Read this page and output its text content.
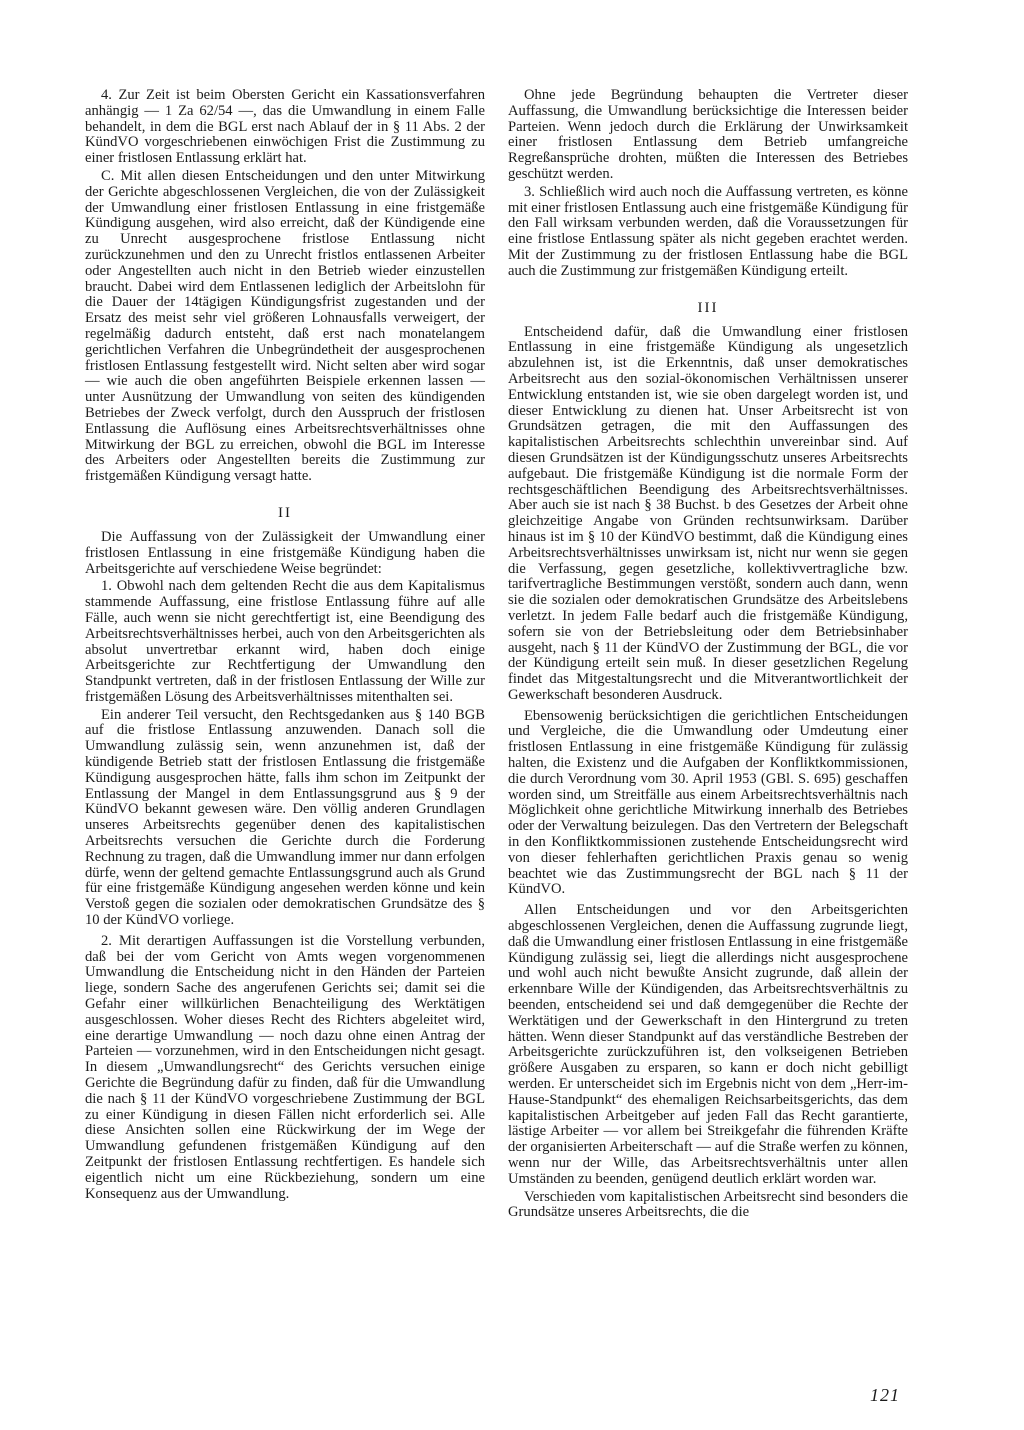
4. Zur Zeit ist beim Obersten Gericht ein Kassationsverfahren anhängig — 1 Za 62/54 —, das die Umwandlung in einem Falle behandelt, in dem die BGL erst nach Ablauf der in § 11 Abs. 2 der KündVO vorgeschriebenen einwöchigen Frist die Zustimmung zu einer fristlosen Entlassung erklärt hat.

C. Mit allen diesen Entscheidungen und den unter Mitwirkung der Gerichte abgeschlossenen Vergleichen, die von der Zulässigkeit der Umwandlung einer fristlosen Entlassung in eine fristgemäße Kündigung ausgehen, wird also erreicht, daß der Kündigende eine zu Unrecht ausgesprochene fristlose Entlassung nicht zurückzunehmen und den zu Unrecht fristlos entlassenen Arbeiter oder Angestellten auch nicht in den Betrieb wieder einzustellen braucht. Dabei wird dem Entlassenen lediglich der Arbeitslohn für die Dauer der 14tägigen Kündigungsfrist zugestanden und der Ersatz des meist sehr viel größeren Lohnausfalls verweigert, der regelmäßig dadurch entsteht, daß erst nach monatelangem gerichtlichen Verfahren die Unbegründetheit der ausgesprochenen fristlosen Entlassung festgestellt wird. Nicht selten aber wird sogar — wie auch die oben angeführten Beispiele erkennen lassen — unter Ausnützung der Umwandlung von seiten des kündigenden Betriebes der Zweck verfolgt, durch den Ausspruch der fristlosen Entlassung die Auflösung eines Arbeitsrechtsverhältnisses ohne Mitwirkung der BGL zu erreichen, obwohl die BGL im Interesse des Arbeiters oder Angestellten bereits die Zustimmung zur fristgemäßen Kündigung versagt hatte.

II

Die Auffassung von der Zulässigkeit der Umwandlung einer fristlosen Entlassung in eine fristgemäße Kündigung haben die Arbeitsgerichte auf verschiedene Weise begründet:

1. Obwohl nach dem geltenden Recht die aus dem Kapitalismus stammende Auffassung, eine fristlose Entlassung führe auf alle Fälle, auch wenn sie nicht gerechtfertigt ist, eine Beendigung des Arbeitsrechtsverhältnisses herbei, auch von den Arbeitsgerichten als absolut unvertretbar erkannt wird, haben doch einige Arbeitsgerichte zur Rechtfertigung der Umwandlung den Standpunkt vertreten, daß in der fristlosen Entlassung der Wille zur fristgemäßen Lösung des Arbeitsverhältnisses mitenthalten sei.

Ein anderer Teil versucht, den Rechtsgedanken aus § 140 BGB auf die fristlose Entlassung anzuwenden. Danach soll die Umwandlung zulässig sein, wenn anzunehmen ist, daß der kündigende Betrieb statt der fristlosen Entlassung die fristgemäße Kündigung ausgesprochen hätte, falls ihm schon im Zeitpunkt der Entlassung der Mangel in dem Entlassungsgrund aus § 9 der KündVO bekannt gewesen wäre. Den völlig anderen Grundlagen unseres Arbeitsrechts gegenüber denen des kapitalistischen Arbeitsrechts versuchen die Gerichte durch die Forderung Rechnung zu tragen, daß die Umwandlung immer nur dann erfolgen dürfe, wenn der geltend gemachte Entlassungsgrund auch als Grund für eine fristgemäße Kündigung angesehen werden könne und kein Verstoß gegen die sozialen oder demokratischen Grundsätze des § 10 der KündVO vorliege.

2. Mit derartigen Auffassungen ist die Vorstellung verbunden, daß bei der vom Gericht von Amts wegen vorgenommenen Umwandlung die Entscheidung nicht in den Händen der Parteien liege, sondern Sache des angerufenen Gerichts sei; damit sei die Gefahr einer willkürlichen Benachteiligung des Werktätigen ausgeschlossen. Woher dieses Recht des Richters abgeleitet wird, eine derartige Umwandlung — noch dazu ohne einen Antrag der Parteien — vorzunehmen, wird in den Entscheidungen nicht gesagt. In diesem „Umwandlungsrecht“ des Gerichts versuchen einige Gerichte die Begründung dafür zu finden, daß für die Umwandlung die nach § 11 der KündVO vorgeschriebene Zustimmung der BGL zu einer Kündigung in diesen Fällen nicht erforderlich sei. Alle diese Ansichten sollen eine Rückwirkung der im Wege der Umwandlung gefundenen fristgemäßen Kündigung auf den Zeitpunkt der fristlosen Entlassung rechtfertigen. Es handele sich eigentlich nicht um eine Rückbeziehung, sondern um eine Konsequenz aus der Umwandlung.

Ohne jede Begründung behaupten die Vertreter dieser Auffassung, die Umwandlung berücksichtige die Interessen beider Parteien. Wenn jedoch durch die Erklärung der Unwirksamkeit einer fristlosen Entlassung dem Betrieb umfangreiche Regreßansprüche drohten, müßten die Interessen des Betriebes geschützt werden.

3. Schließlich wird auch noch die Auffassung vertreten, es könne mit einer fristlosen Entlassung auch eine fristgemäße Kündigung für den Fall wirksam verbunden werden, daß die Voraussetzungen für eine fristlose Entlassung später als nicht gegeben erachtet werden. Mit der Zustimmung zu der fristlosen Entlassung habe die BGL auch die Zustimmung zur fristgemäßen Kündigung erteilt.

III

Entscheidend dafür, daß die Umwandlung einer fristlosen Entlassung in eine fristgemäße Kündigung als ungesetzlich abzulehnen ist, ist die Erkenntnis, daß unser demokratisches Arbeitsrecht aus den sozial-ökonomischen Verhältnissen unserer Entwicklung entstanden ist, wie sie oben dargelegt worden ist, und dieser Entwicklung zu dienen hat. Unser Arbeitsrecht ist von Grundsätzen getragen, die mit den Auffassungen des kapitalistischen Arbeitsrechts schlechthin unvereinbar sind. Auf diesen Grundsätzen ist der Kündigungsschutz unseres Arbeitsrechts aufgebaut. Die fristgemäße Kündigung ist die normale Form der rechtsgeschäftlichen Beendigung des Arbeitsrechtsverhältnisses. Aber auch sie ist nach § 38 Buchst. b des Gesetzes der Arbeit ohne gleichzeitige Angabe von Gründen rechtsunwirksam. Darüber hinaus ist im § 10 der KündVO bestimmt, daß die Kündigung eines Arbeitsrechtsverhältnisses unwirksam ist, nicht nur wenn sie gegen die Verfassung, gegen gesetzliche, kollektivvertragliche bzw. tarifvertragliche Bestimmungen verstößt, sondern auch dann, wenn sie die sozialen oder demokratischen Grundsätze des Arbeitslebens verletzt. In jedem Falle bedarf auch die fristgemäße Kündigung, sofern sie von der Betriebsleitung oder dem Betriebsinhaber ausgeht, nach § 11 der KündVO der Zustimmung der BGL, die vor der Kündigung erteilt sein muß. In dieser gesetzlichen Regelung findet das Mitgestaltungsrecht und die Mitverantwortlichkeit der Gewerkschaft besonderen Ausdruck.

Ebensowenig berücksichtigen die gerichtlichen Entscheidungen und Vergleiche, die die Umwandlung oder Umdeutung einer fristlosen Entlassung in eine fristgemäße Kündigung für zulässig halten, die Existenz und die Aufgaben der Konfliktkommissionen, die durch Verordnung vom 30. April 1953 (GBl. S. 695) geschaffen worden sind, um Streitfälle aus einem Arbeitsrechtsverhältnis nach Möglichkeit ohne gerichtliche Mitwirkung innerhalb des Betriebes oder der Verwaltung beizulegen. Das den Vertretern der Belegschaft in den Konfliktkommissionen zustehende Entscheidungsrecht wird von dieser fehlerhaften gerichtlichen Praxis genau so wenig beachtet wie das Zustimmungsrecht der BGL nach § 11 der KündVO.

Allen Entscheidungen und vor den Arbeitsgerichten abgeschlossenen Vergleichen, denen die Auffassung zugrunde liegt, daß die Umwandlung einer fristlosen Entlassung in eine fristgemäße Kündigung zulässig sei, liegt die allerdings nicht ausgesprochene und wohl auch nicht bewußte Ansicht zugrunde, daß allein der erkennbare Wille der Kündigenden, das Arbeitsrechtsverhältnis zu beenden, entscheidend sei und daß demgegenüber die Rechte der Werktätigen und der Gewerkschaft in den Hintergrund zu treten hätten. Wenn dieser Standpunkt auf das verständliche Bestreben der Arbeitsgerichte zurückzuführen ist, den volkseigenen Betrieben größere Ausgaben zu ersparen, so kann er doch nicht gebilligt werden. Er unterscheidet sich im Ergebnis nicht von dem „Herr-im-Hause-Standpunkt“ des ehemaligen Reichsarbeitsgerichts, das dem kapitalistischen Arbeitgeber auf jeden Fall das Recht garantierte, lästige Arbeiter — vor allem bei Streikgefahr die führenden Kräfte der organisierten Arbeiterschaft — auf die Straße werfen zu können, wenn nur der Wille, das Arbeitsrechtsverhältnis unter allen Umständen zu beenden, genügend deutlich erklärt worden war.

Verschieden vom kapitalistischen Arbeitsrecht sind besonders die Grundsätze unseres Arbeitsrechts, die die

121
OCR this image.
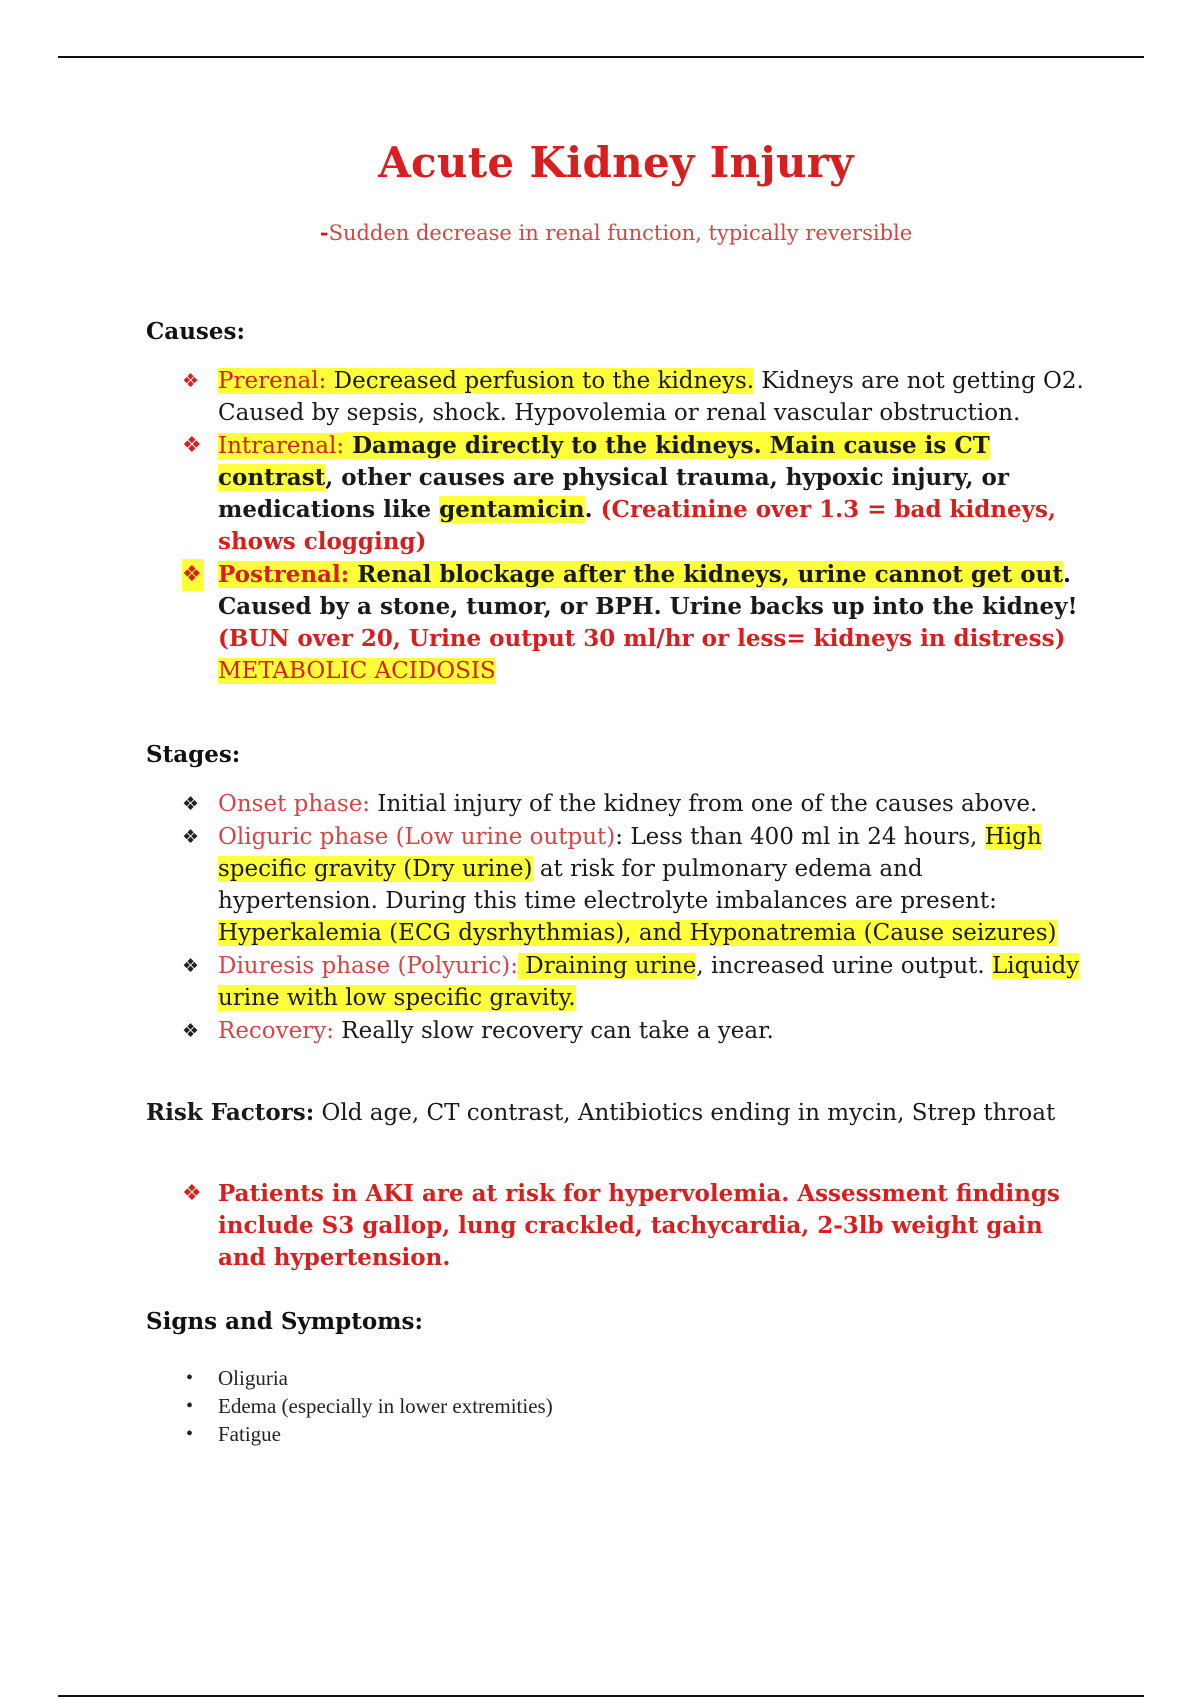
Acute Kidney Injury
-Sudden decrease in renal function, typically reversible
Causes:
❖ Prerenal: Decreased perfusion to the kidneys. Kidneys are not getting O2. Caused by sepsis, shock. Hypovolemia or renal vascular obstruction.
❖ Intrarenal: Damage directly to the kidneys. Main cause is CT contrast, other causes are physical trauma, hypoxic injury, or medications like gentamicin. (Creatinine over 1.3 = bad kidneys, shows clogging)
❖ Postrenal: Renal blockage after the kidneys, urine cannot get out. Caused by a stone, tumor, or BPH. Urine backs up into the kidney! (BUN over 20, Urine output 30 ml/hr or less= kidneys in distress) METABOLIC ACIDOSIS
Stages:
❖ Onset phase: Initial injury of the kidney from one of the causes above.
❖ Oliguric phase (Low urine output): Less than 400 ml in 24 hours, High specific gravity (Dry urine) at risk for pulmonary edema and hypertension. During this time electrolyte imbalances are present: Hyperkalemia (ECG dysrhythmias), and Hyponatremia (Cause seizures)
❖ Diuresis phase (Polyuric): Draining urine, increased urine output. Liquidy urine with low specific gravity.
❖ Recovery: Really slow recovery can take a year.
Risk Factors: Old age, CT contrast, Antibiotics ending in mycin, Strep throat
❖ Patients in AKI are at risk for hypervolemia. Assessment findings include S3 gallop, lung crackled, tachycardia, 2-3lb weight gain and hypertension.
Signs and Symptoms:
• Oliguria
• Edema (especially in lower extremities)
• Fatigue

————

▶ _YOUR GOAL_: In the data above, copy every line where the string "Caused" appears.

▶ _TASK RESULT_:
❖ Prerenal: Decreased perfusion to the kidneys. Kidneys are not getting O2. Caused by sepsis, shock. Hypovolemia or renal vascular obstruction.
❖ Postrenal: Renal blockage after the kidneys, urine cannot get out. Caused by a stone, tumor, or BPH. Urine backs up into the kidney! (BUN over 20, Urine output 30 ml/hr or less= kidneys in distress) METABOLIC ACIDOSIS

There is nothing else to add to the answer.